EXTRACTED TEXT START

In this post I will describe a very cheap process to calculate unit tests Code Coverage and generate a html report with the results as part of our development process.
I’m using OpenCover and ReportGenerator. You can directly call them by command line they support several configurations and parameters: OpenCover Usage Wiki, ReportGenerator. In this case I’m using two .cmd files I wrote and usually include in my development projects. The open-cover.cmd
file recursively look for test assemblies and run opencover to generate an open-cover.xml
report. The report-generator.cmd
file take an open-cover.xml
report as input and generate a coverage-report
folder with a human friendly html report ready to be deployed to a web server.
A current limitation of the
open-cover.cmd
script is that it only supports the mstest framework. This can be extended to support all the unit tests frameworks that OpenCover supports: xUnit and NUnit
Paths
The files are default configured with a directory structure similar to the following:
Src\
[MyProject]
[MySolution.sln]
Tools\Cmd
open-cover.cmd
report-generator.cmd
vstest-console.cmd
open-cover.proj
vstest-console.proj
You can change this in the same files.

EXTRACTED TEXT END
DATA FOR REVIEW START

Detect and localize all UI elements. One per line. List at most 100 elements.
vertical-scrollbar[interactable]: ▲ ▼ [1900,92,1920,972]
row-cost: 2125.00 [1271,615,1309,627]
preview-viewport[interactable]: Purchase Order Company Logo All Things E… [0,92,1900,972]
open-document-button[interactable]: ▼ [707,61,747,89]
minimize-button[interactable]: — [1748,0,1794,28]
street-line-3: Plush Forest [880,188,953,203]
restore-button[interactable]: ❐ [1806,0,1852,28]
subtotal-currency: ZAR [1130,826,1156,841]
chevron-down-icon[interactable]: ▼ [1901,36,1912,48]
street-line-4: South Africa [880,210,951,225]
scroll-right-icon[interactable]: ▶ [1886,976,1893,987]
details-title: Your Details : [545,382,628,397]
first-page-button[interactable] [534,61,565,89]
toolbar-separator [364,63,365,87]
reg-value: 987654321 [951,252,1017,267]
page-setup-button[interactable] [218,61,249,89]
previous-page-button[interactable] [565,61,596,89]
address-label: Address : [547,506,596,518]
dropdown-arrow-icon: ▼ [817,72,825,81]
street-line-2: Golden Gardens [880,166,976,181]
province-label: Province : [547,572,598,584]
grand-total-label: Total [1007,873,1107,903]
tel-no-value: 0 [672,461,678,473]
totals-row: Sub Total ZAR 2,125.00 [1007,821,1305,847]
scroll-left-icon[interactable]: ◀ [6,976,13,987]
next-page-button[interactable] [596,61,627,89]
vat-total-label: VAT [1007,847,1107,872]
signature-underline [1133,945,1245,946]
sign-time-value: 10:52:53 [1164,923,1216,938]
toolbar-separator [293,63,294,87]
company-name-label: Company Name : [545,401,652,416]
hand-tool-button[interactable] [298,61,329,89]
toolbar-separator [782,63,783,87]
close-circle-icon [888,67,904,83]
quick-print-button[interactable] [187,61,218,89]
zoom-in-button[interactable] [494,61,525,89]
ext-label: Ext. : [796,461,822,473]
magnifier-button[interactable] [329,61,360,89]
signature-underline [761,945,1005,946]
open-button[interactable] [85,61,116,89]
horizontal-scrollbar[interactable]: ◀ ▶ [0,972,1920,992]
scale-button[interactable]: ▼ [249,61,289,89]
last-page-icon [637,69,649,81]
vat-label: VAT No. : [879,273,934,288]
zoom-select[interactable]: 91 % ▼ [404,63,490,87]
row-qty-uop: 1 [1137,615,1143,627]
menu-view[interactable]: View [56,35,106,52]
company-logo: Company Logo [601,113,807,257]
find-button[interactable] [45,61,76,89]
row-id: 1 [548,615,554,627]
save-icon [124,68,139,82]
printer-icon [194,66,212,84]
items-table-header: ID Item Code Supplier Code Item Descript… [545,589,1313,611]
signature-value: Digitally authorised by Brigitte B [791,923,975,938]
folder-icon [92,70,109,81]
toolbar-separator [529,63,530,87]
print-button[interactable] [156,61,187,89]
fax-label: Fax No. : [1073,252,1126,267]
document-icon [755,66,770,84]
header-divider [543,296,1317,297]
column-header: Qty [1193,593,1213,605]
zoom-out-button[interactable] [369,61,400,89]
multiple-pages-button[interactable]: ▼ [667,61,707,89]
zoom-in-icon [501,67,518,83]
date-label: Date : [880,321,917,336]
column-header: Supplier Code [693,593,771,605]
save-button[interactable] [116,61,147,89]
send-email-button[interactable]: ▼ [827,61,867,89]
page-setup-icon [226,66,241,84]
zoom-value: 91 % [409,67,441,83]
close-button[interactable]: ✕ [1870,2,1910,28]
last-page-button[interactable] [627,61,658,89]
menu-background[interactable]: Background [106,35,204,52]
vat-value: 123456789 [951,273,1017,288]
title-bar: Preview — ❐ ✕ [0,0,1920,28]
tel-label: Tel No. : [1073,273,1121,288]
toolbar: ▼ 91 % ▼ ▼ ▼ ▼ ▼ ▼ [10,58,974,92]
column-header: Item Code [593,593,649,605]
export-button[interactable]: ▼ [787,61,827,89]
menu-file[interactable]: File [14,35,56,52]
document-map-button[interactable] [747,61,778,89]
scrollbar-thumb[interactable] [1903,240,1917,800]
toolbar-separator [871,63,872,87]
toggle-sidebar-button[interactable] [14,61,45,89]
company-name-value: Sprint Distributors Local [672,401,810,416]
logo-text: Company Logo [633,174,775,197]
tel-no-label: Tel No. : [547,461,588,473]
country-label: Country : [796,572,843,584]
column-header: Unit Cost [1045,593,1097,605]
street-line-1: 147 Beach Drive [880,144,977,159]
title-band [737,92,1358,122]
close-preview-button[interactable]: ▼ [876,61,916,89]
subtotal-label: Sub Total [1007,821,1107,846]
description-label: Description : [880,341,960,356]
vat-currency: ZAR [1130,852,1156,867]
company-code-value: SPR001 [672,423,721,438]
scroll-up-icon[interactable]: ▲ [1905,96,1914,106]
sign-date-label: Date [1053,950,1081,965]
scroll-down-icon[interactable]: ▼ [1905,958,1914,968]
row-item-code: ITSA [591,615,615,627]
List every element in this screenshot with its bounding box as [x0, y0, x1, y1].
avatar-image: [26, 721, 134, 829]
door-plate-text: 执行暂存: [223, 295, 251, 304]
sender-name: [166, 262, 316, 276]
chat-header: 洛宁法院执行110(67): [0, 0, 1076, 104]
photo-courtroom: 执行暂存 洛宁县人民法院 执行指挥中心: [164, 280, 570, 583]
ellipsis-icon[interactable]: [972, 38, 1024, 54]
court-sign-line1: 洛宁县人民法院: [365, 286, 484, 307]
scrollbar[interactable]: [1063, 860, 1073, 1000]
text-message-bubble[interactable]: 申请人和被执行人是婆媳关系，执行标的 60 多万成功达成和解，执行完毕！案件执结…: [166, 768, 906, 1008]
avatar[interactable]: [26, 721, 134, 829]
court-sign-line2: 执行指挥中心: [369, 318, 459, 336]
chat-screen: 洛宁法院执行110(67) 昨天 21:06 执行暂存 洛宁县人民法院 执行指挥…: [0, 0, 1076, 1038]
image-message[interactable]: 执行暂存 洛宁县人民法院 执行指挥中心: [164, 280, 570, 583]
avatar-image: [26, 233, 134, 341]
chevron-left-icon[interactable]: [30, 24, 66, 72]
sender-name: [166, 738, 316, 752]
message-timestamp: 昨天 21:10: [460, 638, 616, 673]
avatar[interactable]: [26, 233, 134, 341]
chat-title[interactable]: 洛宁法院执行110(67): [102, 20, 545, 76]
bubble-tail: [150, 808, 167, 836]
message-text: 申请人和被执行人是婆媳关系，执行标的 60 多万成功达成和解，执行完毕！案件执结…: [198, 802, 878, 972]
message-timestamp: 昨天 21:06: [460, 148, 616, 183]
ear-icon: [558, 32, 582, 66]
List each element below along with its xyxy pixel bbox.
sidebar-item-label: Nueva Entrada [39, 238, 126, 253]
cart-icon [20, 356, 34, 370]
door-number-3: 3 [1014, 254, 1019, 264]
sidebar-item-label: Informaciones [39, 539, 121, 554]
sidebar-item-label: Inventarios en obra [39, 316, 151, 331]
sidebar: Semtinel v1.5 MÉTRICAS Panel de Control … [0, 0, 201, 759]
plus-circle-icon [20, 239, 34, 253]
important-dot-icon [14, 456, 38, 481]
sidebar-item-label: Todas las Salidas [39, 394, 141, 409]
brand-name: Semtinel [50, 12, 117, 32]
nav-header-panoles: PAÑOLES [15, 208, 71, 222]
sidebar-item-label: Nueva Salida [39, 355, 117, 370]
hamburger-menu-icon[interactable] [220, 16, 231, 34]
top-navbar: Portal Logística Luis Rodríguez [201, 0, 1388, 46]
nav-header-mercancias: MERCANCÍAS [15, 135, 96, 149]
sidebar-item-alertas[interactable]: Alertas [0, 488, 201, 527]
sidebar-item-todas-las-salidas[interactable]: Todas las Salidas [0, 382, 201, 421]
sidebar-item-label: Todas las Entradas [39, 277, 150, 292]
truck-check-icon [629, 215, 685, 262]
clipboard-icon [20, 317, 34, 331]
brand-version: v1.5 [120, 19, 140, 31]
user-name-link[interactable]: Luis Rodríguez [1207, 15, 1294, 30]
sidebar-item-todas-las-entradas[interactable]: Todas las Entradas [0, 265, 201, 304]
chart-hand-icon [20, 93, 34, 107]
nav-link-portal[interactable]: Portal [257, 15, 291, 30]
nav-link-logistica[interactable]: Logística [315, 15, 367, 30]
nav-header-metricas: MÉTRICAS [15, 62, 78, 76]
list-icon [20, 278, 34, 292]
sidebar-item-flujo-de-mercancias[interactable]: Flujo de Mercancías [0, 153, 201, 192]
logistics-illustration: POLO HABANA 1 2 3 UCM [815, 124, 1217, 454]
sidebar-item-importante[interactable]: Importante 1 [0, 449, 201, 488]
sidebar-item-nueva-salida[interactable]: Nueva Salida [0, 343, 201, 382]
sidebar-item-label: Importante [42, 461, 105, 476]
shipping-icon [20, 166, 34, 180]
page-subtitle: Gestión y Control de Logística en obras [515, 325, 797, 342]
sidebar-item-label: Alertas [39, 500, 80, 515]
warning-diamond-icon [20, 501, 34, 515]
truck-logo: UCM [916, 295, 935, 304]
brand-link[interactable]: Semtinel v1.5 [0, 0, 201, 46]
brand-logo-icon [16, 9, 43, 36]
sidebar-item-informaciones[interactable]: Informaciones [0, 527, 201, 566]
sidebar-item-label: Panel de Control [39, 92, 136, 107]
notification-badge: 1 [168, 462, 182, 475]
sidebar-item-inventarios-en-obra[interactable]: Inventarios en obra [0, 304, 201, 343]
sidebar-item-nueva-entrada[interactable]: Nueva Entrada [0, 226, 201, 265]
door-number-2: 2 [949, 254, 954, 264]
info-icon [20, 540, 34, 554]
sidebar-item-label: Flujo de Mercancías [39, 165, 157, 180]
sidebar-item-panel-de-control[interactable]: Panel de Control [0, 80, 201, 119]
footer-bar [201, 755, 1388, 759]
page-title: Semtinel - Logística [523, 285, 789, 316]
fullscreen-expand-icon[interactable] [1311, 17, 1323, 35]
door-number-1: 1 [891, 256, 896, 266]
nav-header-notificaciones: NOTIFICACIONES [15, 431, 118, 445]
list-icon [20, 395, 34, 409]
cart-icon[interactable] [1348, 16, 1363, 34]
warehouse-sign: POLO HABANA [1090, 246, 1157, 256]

DATA FOR REVIEW END

ACTIVITY 1 = According to the code coverage post, which unit test framework is the only one the open-cover.cmd script currently supports?
ACTIVITY 2 = Continue the code coverage post from its final sentence.

FINAL ANSWER 1 = The mstest framework.

FINAL ANSWER 2 =
The .cmd files need the following configurations:
open-cover.cmd:
set opencover_bin_path=[OpenCover.Console.exe file path]
set solution_name=\[MySolution].sln
report-generator.cmd:
set reportgenerator_bin=[ReportGenerator.exe file path]
Remember to add the exceptions to the
.gitignore
file
# coverage report
coverage-report/
# open cover report file
open-cover.xml
Usage
You can execute the .cmd files at any moment. In my case I Basically have Visual Studio and a console Window opened all the time. Two console Windows to be exact.
With Windows 10 you can have one Desktop with a full screen console window ready to execute commands
You can develop and write unit tests and when you want to know your code coverage run open-cover.cmd
That will produce an open-cover.xml
file at the solution level with the code coverage analysis results.
This file is not particularly friendly for humans. That is where report-generator can help us. Run report-generator.cmd
and almost immediately we will have a coverage-report
folder at the solution level with the OpenCover coverage results in a friendly html report
We are almost there, in a matter of seconds we have run a code coverage analysis with OpenCover, generate an xml report and with ReportGenerator convert it to a more human readable html report.
The only thing left is to actually see the web report. We can host it with any webserver (IISExpress for example)
"C:\Program Files (x86)\IIS Express\iisexpress.exe" -Path:[path-to-coverage-report-folder] -Port:[port]
Or just double click the index.htm
file included in the folder.
Conclusion
OpenCover is a powerful free option to calculate code coverage in our .Net projects. In conjunction with report generator we can have friendly html coverage reports in a matter of seconds.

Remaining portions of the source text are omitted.